Aim of the exercise: All entries are to be quoted exactly; the images stay out of the copy.

[Exercise data start]

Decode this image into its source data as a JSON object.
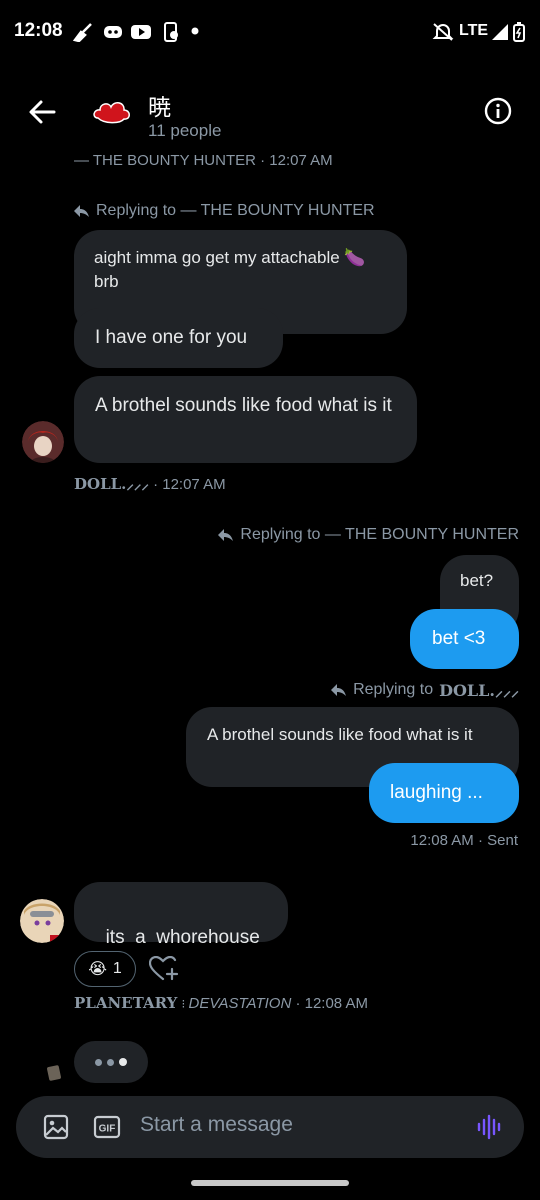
{
  "status_bar": {
    "time": "12:08",
    "network": "LTE"
  },
  "header": {
    "group_name": "暁",
    "member_count": "11 people"
  },
  "messages": {
    "cut_meta": "— THE BOUNTY HUNTER · 12:07 AM",
    "reply1_label": "Replying to — THE BOUNTY HUNTER",
    "reply1_quoted": "aight imma go get my attachable 🍆 brb",
    "reply1_text": "I have one for you",
    "msg_brothel": "A brothel sounds like food what is it",
    "doll_meta_name": "DOLL.⸝⸝⸝",
    "doll_meta_time": "· 12:07 AM",
    "reply2_label": "Replying to — THE BOUNTY HUNTER",
    "out_bet_q": "bet?",
    "out_bet": "bet <3",
    "reply3_label_prefix": "Replying to",
    "reply3_label_name": "DOLL.⸝⸝⸝",
    "reply3_quoted": "A brothel sounds like food what is it",
    "out_laughing": "laughing ...",
    "sent_meta": "12:08 AM · Sent",
    "msg_whorehouse": "its  a  whorehouse",
    "reaction_emoji": "😭",
    "reaction_count": "1",
    "planetary_name_a": "PLANETARY",
    "planetary_name_b": "DEVASTATION",
    "planetary_time": "· 12:08 AM"
  },
  "composer": {
    "placeholder": "Start a message"
  },
  "colors": {
    "accent": "#1d9bf0",
    "bubble": "#202327",
    "muted": "#8b98a5",
    "mic": "#7856ff"
  }
}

[Exercise data end]

The solution:
Decode this image into its source data as a JSON object.
{
  "status_bar": {
    "time": "12:08",
    "network": "LTE"
  },
  "header": {
    "group_name": "暁",
    "member_count": "11 people"
  },
  "messages": {
    "cut_meta": "— THE BOUNTY HUNTER · 12:07 AM",
    "reply1_label": "Replying to — THE BOUNTY HUNTER",
    "reply1_quoted": "aight imma go get my attachable 🍆 brb",
    "reply1_text": "I have one for you",
    "msg_brothel": "A brothel sounds like food what is it",
    "doll_meta_name": "DOLL.⸝⸝⸝",
    "doll_meta_time": "· 12:07 AM",
    "reply2_label": "Replying to — THE BOUNTY HUNTER",
    "out_bet_q": "bet?",
    "out_bet": "bet <3",
    "reply3_label_prefix": "Replying to",
    "reply3_label_name": "DOLL.⸝⸝⸝",
    "reply3_quoted": "A brothel sounds like food what is it",
    "out_laughing": "laughing ...",
    "sent_meta": "12:08 AM · Sent",
    "msg_whorehouse": "its  a  whorehouse",
    "reaction_emoji": "😭",
    "reaction_count": "1",
    "planetary_name_a": "PLANETARY",
    "planetary_name_b": "DEVASTATION",
    "planetary_time": "· 12:08 AM"
  },
  "composer": {
    "placeholder": "Start a message"
  },
  "colors": {
    "accent": "#1d9bf0",
    "bubble": "#202327",
    "muted": "#8b98a5",
    "mic": "#7856ff"
  }
}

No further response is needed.